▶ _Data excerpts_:
◆ ◆ ◆ ◆ ◆ ◆ ◆

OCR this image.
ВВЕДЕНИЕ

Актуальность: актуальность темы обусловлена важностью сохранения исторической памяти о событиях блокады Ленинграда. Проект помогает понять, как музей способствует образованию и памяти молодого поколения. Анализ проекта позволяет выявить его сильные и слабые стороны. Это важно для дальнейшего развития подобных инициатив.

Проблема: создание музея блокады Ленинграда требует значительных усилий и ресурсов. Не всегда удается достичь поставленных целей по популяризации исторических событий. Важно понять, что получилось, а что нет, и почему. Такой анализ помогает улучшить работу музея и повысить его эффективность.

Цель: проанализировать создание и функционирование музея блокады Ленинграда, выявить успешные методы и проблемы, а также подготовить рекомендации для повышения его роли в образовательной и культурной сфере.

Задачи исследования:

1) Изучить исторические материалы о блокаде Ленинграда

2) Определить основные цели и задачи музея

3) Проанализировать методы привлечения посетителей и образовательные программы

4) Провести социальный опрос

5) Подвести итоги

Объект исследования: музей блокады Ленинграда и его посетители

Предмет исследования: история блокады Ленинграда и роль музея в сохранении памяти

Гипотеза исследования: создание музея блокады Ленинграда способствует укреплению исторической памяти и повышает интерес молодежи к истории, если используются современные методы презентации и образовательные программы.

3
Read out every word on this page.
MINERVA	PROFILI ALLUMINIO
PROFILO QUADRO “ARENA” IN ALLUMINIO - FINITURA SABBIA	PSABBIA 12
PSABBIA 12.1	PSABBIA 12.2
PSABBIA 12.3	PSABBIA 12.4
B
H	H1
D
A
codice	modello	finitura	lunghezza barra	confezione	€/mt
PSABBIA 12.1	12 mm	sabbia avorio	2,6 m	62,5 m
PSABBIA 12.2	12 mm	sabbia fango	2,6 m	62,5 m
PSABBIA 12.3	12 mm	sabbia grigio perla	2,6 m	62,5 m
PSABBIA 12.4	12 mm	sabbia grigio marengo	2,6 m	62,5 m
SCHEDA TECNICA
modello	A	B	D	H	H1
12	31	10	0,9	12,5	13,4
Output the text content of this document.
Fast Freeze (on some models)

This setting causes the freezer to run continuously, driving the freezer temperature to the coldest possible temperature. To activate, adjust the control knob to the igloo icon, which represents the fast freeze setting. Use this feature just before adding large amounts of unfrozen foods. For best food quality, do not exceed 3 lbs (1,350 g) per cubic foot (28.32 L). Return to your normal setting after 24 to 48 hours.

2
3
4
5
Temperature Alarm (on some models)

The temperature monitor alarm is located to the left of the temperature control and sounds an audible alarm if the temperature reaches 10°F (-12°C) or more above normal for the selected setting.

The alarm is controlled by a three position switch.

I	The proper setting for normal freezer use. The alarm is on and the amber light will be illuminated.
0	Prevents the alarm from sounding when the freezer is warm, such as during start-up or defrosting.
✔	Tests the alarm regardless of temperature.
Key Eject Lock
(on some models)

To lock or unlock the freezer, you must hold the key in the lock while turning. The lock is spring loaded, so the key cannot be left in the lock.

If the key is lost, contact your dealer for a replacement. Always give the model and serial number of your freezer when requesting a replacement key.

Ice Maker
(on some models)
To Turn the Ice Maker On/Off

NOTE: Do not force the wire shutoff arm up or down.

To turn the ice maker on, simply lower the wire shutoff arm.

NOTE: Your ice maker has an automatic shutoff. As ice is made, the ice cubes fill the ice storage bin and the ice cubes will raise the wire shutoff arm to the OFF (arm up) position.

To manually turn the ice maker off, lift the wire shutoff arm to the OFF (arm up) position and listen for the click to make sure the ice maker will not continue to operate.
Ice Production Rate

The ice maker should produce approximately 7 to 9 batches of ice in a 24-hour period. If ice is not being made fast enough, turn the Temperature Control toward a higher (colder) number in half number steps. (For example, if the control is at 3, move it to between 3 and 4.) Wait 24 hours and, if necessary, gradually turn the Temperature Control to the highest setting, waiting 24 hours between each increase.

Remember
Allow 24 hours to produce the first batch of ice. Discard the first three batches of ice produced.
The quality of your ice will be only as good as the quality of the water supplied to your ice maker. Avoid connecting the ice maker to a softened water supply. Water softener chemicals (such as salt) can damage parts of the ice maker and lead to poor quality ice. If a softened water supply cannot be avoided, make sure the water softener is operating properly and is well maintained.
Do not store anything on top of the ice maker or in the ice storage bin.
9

◆ ◆ ◆ ◆ ◆ ◆ ◆

▶ _GIVEN EXERCISE_: Would you restate each of the entries word for word?

▶ _WORKED ANSWER_:
OCR this image.
ВВЕДЕНИЕ

Актуальность: актуальность темы обусловлена важностью сохранения исторической памяти о событиях блокады Ленинграда. Проект помогает понять, как музей способствует образованию и памяти молодого поколения. Анализ проекта позволяет выявить его сильные и слабые стороны. Это важно для дальнейшего развития подобных инициатив.

Проблема: создание музея блокады Ленинграда требует значительных усилий и ресурсов. Не всегда удается достичь поставленных целей по популяризации исторических событий. Важно понять, что получилось, а что нет, и почему. Такой анализ помогает улучшить работу музея и повысить его эффективность.

Цель: проанализировать создание и функционирование музея блокады Ленинграда, выявить успешные методы и проблемы, а также подготовить рекомендации для повышения его роли в образовательной и культурной сфере.

Задачи исследования:

1) Изучить исторические материалы о блокаде Ленинграда

2) Определить основные цели и задачи музея

3) Проанализировать методы привлечения посетителей и образовательные программы

4) Провести социальный опрос

5) Подвести итоги

Объект исследования: музей блокады Ленинграда и его посетители

Предмет исследования: история блокады Ленинграда и роль музея в сохранении памяти

Гипотеза исследования: создание музея блокады Ленинграда способствует укреплению исторической памяти и повышает интерес молодежи к истории, если используются современные методы презентации и образовательные программы.

3
Read out every word on this page.
MINERVA	PROFILI ALLUMINIO
PROFILO QUADRO “ARENA” IN ALLUMINIO - FINITURA SABBIA	PSABBIA 12
PSABBIA 12.1	PSABBIA 12.2
PSABBIA 12.3	PSABBIA 12.4
B
H	H1
D
A
codice	modello	finitura	lunghezza barra	confezione	€/mt
PSABBIA 12.1	12 mm	sabbia avorio	2,6 m	62,5 m
PSABBIA 12.2	12 mm	sabbia fango	2,6 m	62,5 m
PSABBIA 12.3	12 mm	sabbia grigio perla	2,6 m	62,5 m
PSABBIA 12.4	12 mm	sabbia grigio marengo	2,6 m	62,5 m
SCHEDA TECNICA
modello	A	B	D	H	H1
12	31	10	0,9	12,5	13,4
Output the text content of this document.
Fast Freeze (on some models)

This setting causes the freezer to run continuously, driving the freezer temperature to the coldest possible temperature. To activate, adjust the control knob to the igloo icon, which represents the fast freeze setting. Use this feature just before adding large amounts of unfrozen foods. For best food quality, do not exceed 3 lbs (1,350 g) per cubic foot (28.32 L). Return to your normal setting after 24 to 48 hours.

2
3
4
5
Temperature Alarm (on some models)

The temperature monitor alarm is located to the left of the temperature control and sounds an audible alarm if the temperature reaches 10°F (-12°C) or more above normal for the selected setting.

The alarm is controlled by a three position switch.

I	The proper setting for normal freezer use. The alarm is on and the amber light will be illuminated.
0	Prevents the alarm from sounding when the freezer is warm, such as during start-up or defrosting.
✔	Tests the alarm regardless of temperature.
Key Eject Lock
(on some models)

To lock or unlock the freezer, you must hold the key in the lock while turning. The lock is spring loaded, so the key cannot be left in the lock.

If the key is lost, contact your dealer for a replacement. Always give the model and serial number of your freezer when requesting a replacement key.

Ice Maker
(on some models)
To Turn the Ice Maker On/Off

NOTE: Do not force the wire shutoff arm up or down.

To turn the ice maker on, simply lower the wire shutoff arm.

NOTE: Your ice maker has an automatic shutoff. As ice is made, the ice cubes fill the ice storage bin and the ice cubes will raise the wire shutoff arm to the OFF (arm up) position.

To manually turn the ice maker off, lift the wire shutoff arm to the OFF (arm up) position and listen for the click to make sure the ice maker will not continue to operate.
Ice Production Rate

The ice maker should produce approximately 7 to 9 batches of ice in a 24-hour period. If ice is not being made fast enough, turn the Temperature Control toward a higher (colder) number in half number steps. (For example, if the control is at 3, move it to between 3 and 4.) Wait 24 hours and, if necessary, gradually turn the Temperature Control to the highest setting, waiting 24 hours between each increase.

Remember
Allow 24 hours to produce the first batch of ice. Discard the first three batches of ice produced.
The quality of your ice will be only as good as the quality of the water supplied to your ice maker. Avoid connecting the ice maker to a softened water supply. Water softener chemicals (such as salt) can damage parts of the ice maker and lead to poor quality ice. If a softened water supply cannot be avoided, make sure the water softener is operating properly and is well maintained.
Do not store anything on top of the ice maker or in the ice storage bin.
9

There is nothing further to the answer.